_EXERCISE DIRECTIONS_: Copy every line from the data below in which the string "Rubber" can be found.
━━━━━ EXTRACTED INFORMATION ━━━━━
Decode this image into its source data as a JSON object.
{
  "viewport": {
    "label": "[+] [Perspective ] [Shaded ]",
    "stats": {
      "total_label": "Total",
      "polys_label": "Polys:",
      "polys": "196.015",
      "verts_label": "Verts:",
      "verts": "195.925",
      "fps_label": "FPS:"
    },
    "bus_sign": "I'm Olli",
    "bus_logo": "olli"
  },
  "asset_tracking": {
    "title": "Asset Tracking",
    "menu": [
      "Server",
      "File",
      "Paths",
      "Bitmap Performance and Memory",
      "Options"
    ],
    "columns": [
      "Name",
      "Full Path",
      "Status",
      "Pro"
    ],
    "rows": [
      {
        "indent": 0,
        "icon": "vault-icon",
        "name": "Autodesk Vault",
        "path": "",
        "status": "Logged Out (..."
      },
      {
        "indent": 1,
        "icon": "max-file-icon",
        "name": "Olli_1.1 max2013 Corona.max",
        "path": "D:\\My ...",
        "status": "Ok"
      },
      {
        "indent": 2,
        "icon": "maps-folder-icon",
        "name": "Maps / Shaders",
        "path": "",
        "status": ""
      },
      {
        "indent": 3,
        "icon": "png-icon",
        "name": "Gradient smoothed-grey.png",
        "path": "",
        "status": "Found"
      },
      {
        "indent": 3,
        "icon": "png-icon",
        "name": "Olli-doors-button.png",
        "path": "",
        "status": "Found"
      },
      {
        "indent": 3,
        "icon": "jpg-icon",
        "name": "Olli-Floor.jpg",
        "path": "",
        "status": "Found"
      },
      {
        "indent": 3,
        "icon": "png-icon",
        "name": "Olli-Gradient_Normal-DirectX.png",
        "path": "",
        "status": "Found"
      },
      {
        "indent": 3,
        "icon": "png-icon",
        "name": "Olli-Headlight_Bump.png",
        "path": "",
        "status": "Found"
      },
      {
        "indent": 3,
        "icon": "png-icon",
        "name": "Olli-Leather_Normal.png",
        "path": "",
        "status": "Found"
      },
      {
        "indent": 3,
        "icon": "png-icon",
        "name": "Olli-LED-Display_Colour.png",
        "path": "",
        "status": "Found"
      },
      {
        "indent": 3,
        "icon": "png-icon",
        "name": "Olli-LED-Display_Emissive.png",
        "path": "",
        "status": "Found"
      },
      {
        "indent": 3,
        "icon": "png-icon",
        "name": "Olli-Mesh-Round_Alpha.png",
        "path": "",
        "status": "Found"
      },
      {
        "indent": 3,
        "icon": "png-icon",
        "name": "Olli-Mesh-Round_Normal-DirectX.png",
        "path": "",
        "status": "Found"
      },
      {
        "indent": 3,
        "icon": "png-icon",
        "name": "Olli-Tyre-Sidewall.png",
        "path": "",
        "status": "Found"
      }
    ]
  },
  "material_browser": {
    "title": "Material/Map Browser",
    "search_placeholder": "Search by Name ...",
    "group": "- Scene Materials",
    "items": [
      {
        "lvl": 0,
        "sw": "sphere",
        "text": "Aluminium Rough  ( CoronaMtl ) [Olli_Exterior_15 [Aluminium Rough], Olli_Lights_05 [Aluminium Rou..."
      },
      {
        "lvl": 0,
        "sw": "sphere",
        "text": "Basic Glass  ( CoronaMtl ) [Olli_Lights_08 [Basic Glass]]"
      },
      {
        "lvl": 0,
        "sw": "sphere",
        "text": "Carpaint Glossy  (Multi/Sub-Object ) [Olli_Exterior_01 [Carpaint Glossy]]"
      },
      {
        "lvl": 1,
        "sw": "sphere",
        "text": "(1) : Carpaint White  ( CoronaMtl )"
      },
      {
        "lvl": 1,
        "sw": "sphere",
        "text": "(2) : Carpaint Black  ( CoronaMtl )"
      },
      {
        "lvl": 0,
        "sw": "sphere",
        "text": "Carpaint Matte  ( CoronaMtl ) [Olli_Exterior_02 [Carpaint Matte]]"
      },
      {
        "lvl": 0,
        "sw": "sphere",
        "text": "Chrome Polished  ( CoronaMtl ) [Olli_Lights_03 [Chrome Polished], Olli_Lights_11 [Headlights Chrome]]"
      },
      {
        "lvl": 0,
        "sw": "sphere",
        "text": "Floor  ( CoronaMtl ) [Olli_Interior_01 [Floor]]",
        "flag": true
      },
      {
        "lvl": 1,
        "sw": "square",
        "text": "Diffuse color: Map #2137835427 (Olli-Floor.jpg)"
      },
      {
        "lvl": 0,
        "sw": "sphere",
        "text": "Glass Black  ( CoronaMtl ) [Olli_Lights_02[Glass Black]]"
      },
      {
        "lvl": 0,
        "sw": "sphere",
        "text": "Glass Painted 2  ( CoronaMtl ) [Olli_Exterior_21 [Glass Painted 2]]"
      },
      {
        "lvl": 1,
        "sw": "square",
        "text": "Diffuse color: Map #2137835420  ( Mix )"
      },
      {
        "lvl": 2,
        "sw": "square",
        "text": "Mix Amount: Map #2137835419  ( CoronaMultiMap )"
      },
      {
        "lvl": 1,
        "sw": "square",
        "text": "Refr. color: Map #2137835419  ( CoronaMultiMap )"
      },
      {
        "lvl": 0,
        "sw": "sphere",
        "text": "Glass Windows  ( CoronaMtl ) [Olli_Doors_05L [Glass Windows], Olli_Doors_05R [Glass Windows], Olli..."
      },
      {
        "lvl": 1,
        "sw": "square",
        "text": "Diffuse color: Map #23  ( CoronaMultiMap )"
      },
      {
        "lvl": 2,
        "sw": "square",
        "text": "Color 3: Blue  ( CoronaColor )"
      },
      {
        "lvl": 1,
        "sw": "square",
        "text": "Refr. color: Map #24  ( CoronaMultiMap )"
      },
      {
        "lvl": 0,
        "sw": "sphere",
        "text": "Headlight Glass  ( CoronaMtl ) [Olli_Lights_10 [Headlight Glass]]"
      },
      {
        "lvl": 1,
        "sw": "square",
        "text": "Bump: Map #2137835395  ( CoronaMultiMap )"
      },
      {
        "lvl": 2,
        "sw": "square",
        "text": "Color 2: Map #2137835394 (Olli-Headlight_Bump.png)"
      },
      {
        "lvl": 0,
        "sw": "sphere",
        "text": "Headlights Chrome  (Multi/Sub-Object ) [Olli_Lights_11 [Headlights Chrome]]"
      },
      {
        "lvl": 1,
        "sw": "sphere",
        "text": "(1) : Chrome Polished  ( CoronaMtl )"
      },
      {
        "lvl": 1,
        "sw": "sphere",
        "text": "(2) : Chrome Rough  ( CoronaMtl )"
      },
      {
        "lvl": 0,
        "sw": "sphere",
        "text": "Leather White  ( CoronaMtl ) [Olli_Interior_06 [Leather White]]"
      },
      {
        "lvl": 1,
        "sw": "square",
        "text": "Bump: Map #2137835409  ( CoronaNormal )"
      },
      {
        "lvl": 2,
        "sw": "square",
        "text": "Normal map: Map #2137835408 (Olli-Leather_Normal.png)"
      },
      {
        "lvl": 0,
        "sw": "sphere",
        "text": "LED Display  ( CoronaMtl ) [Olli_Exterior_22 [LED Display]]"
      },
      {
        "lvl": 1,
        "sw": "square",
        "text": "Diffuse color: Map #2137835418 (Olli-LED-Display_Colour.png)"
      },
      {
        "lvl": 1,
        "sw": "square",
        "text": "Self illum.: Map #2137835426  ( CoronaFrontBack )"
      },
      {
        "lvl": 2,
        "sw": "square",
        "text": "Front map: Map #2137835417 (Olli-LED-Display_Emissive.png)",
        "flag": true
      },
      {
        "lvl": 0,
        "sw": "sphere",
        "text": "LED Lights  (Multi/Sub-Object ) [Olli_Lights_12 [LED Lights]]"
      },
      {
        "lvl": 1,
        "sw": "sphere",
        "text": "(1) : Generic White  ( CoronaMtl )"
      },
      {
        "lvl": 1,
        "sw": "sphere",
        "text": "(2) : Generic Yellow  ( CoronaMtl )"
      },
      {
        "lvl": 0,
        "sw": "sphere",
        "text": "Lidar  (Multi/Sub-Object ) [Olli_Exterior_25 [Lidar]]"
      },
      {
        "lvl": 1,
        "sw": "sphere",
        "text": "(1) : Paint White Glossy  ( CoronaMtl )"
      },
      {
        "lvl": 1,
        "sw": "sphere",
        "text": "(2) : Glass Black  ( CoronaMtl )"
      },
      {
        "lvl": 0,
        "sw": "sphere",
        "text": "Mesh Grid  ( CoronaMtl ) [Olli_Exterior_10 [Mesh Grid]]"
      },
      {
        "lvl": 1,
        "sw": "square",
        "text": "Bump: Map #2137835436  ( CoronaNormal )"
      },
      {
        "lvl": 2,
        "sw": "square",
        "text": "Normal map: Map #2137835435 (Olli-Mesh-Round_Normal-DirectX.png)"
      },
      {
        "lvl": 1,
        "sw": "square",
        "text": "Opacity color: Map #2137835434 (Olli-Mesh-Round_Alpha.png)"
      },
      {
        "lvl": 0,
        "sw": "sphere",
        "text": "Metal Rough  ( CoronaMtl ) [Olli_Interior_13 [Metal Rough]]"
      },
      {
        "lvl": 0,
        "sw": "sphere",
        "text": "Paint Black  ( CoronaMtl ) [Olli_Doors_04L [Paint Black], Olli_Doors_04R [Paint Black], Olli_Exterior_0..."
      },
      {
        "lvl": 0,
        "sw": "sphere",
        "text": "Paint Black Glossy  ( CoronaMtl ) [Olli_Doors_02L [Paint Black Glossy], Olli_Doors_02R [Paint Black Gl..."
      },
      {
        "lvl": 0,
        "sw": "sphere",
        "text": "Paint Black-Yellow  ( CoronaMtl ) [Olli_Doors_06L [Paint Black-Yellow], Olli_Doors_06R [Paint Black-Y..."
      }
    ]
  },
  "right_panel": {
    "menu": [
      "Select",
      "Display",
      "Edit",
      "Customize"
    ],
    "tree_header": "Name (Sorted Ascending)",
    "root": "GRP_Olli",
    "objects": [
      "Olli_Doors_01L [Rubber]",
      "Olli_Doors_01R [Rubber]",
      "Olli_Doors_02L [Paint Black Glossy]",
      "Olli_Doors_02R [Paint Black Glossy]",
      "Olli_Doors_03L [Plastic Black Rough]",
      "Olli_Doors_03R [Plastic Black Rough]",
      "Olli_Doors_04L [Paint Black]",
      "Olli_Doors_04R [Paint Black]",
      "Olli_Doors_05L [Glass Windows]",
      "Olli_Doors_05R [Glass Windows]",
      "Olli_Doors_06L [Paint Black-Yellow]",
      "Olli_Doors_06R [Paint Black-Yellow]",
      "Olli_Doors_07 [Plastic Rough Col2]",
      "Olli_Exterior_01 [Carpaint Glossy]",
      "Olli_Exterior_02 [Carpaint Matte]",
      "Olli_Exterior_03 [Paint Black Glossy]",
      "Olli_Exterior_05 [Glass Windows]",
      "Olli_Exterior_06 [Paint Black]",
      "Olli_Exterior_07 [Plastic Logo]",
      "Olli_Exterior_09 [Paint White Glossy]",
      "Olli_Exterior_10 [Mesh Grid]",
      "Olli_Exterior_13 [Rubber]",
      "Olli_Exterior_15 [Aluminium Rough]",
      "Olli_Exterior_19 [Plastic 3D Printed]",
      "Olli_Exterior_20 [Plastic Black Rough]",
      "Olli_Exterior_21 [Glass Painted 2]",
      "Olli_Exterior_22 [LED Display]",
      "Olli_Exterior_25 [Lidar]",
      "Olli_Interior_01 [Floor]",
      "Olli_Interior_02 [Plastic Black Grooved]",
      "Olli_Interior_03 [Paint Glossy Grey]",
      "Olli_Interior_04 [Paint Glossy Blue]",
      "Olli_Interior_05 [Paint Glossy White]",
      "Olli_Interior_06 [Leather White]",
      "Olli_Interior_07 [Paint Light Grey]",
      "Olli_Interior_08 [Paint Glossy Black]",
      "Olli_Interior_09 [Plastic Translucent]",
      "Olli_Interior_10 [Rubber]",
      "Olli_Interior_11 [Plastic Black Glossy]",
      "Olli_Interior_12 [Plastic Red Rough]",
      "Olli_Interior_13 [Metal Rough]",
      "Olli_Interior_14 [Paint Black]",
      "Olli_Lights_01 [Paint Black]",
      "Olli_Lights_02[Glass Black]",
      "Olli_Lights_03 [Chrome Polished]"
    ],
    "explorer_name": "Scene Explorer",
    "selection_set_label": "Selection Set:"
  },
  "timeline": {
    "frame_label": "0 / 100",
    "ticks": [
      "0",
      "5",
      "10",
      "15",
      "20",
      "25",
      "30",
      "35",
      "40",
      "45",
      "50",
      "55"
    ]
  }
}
━━━━━
_SOLUTION BELOW_:
      "Olli_Doors_01L [Rubber]",
      "Olli_Doors_01R [Rubber]",
      "Olli_Exterior_13 [Rubber]",
      "Olli_Interior_10 [Rubber]",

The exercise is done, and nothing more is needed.